── GIVEN DATA ──

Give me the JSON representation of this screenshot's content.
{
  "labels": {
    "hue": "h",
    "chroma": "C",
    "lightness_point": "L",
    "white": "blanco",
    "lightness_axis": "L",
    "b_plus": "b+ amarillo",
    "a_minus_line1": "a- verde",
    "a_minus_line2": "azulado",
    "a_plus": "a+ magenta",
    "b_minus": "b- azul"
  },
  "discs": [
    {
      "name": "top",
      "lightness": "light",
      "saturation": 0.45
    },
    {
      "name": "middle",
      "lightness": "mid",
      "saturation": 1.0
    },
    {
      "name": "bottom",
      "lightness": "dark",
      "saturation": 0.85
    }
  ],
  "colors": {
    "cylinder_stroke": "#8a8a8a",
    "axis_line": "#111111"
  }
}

───

### STATED TASK
Return all of the data exactly as it reads.

### TASK SOLUTION
Give me the JSON representation of this screenshot's content.
{
  "labels": {
    "hue": "h",
    "chroma": "C",
    "lightness_point": "L",
    "white": "blanco",
    "lightness_axis": "L",
    "b_plus": "b+ amarillo",
    "a_minus_line1": "a- verde",
    "a_minus_line2": "azulado",
    "a_plus": "a+ magenta",
    "b_minus": "b- azul"
  },
  "discs": [
    {
      "name": "top",
      "lightness": "light",
      "saturation": 0.45
    },
    {
      "name": "middle",
      "lightness": "mid",
      "saturation": 1.0
    },
    {
      "name": "bottom",
      "lightness": "dark",
      "saturation": 0.85
    }
  ],
  "colors": {
    "cylinder_stroke": "#8a8a8a",
    "axis_line": "#111111"
  }
}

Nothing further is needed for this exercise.